» Exercise task
Would you copy out the whole listing exactly as given?

--- Start ---

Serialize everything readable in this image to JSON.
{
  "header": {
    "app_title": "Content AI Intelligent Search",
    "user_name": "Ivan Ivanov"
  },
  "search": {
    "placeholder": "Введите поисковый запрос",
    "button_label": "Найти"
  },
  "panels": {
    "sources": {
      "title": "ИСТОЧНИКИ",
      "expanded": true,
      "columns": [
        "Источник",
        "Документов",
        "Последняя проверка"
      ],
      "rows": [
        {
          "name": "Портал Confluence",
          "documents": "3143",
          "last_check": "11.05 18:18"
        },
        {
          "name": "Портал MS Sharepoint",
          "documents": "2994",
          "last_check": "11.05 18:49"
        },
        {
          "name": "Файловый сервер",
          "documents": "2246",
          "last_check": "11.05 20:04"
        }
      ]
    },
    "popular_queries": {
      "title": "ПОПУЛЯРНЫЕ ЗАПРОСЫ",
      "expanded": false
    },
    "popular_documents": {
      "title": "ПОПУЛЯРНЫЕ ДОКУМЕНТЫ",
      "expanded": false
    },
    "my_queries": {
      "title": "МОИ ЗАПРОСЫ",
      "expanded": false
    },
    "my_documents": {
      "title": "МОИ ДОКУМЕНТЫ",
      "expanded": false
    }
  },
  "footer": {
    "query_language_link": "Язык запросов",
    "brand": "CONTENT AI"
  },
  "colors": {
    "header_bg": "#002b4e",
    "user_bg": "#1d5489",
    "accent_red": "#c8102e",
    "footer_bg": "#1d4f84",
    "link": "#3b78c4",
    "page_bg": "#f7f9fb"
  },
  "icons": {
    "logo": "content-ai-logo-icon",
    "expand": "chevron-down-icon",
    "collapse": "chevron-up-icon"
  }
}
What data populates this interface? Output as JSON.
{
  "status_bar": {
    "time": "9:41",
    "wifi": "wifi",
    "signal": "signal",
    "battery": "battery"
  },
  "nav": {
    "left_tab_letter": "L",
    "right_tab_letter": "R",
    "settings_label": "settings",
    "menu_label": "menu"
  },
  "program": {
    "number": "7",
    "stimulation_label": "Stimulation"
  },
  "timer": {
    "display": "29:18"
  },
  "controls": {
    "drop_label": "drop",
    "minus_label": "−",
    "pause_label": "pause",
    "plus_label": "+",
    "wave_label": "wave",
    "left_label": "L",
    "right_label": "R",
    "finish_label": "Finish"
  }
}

--- End ---

» Answer for this exercise
Serialize everything readable in this image to JSON.
{
  "header": {
    "app_title": "Content AI Intelligent Search",
    "user_name": "Ivan Ivanov"
  },
  "search": {
    "placeholder": "Введите поисковый запрос",
    "button_label": "Найти"
  },
  "panels": {
    "sources": {
      "title": "ИСТОЧНИКИ",
      "expanded": true,
      "columns": [
        "Источник",
        "Документов",
        "Последняя проверка"
      ],
      "rows": [
        {
          "name": "Портал Confluence",
          "documents": "3143",
          "last_check": "11.05 18:18"
        },
        {
          "name": "Портал MS Sharepoint",
          "documents": "2994",
          "last_check": "11.05 18:49"
        },
        {
          "name": "Файловый сервер",
          "documents": "2246",
          "last_check": "11.05 20:04"
        }
      ]
    },
    "popular_queries": {
      "title": "ПОПУЛЯРНЫЕ ЗАПРОСЫ",
      "expanded": false
    },
    "popular_documents": {
      "title": "ПОПУЛЯРНЫЕ ДОКУМЕНТЫ",
      "expanded": false
    },
    "my_queries": {
      "title": "МОИ ЗАПРОСЫ",
      "expanded": false
    },
    "my_documents": {
      "title": "МОИ ДОКУМЕНТЫ",
      "expanded": false
    }
  },
  "footer": {
    "query_language_link": "Язык запросов",
    "brand": "CONTENT AI"
  },
  "colors": {
    "header_bg": "#002b4e",
    "user_bg": "#1d5489",
    "accent_red": "#c8102e",
    "footer_bg": "#1d4f84",
    "link": "#3b78c4",
    "page_bg": "#f7f9fb"
  },
  "icons": {
    "logo": "content-ai-logo-icon",
    "expand": "chevron-down-icon",
    "collapse": "chevron-up-icon"
  }
}
What data populates this interface? Output as JSON.
{
  "status_bar": {
    "time": "9:41",
    "wifi": "wifi",
    "signal": "signal",
    "battery": "battery"
  },
  "nav": {
    "left_tab_letter": "L",
    "right_tab_letter": "R",
    "settings_label": "settings",
    "menu_label": "menu"
  },
  "program": {
    "number": "7",
    "stimulation_label": "Stimulation"
  },
  "timer": {
    "display": "29:18"
  },
  "controls": {
    "drop_label": "drop",
    "minus_label": "−",
    "pause_label": "pause",
    "plus_label": "+",
    "wave_label": "wave",
    "left_label": "L",
    "right_label": "R",
    "finish_label": "Finish"
  }
}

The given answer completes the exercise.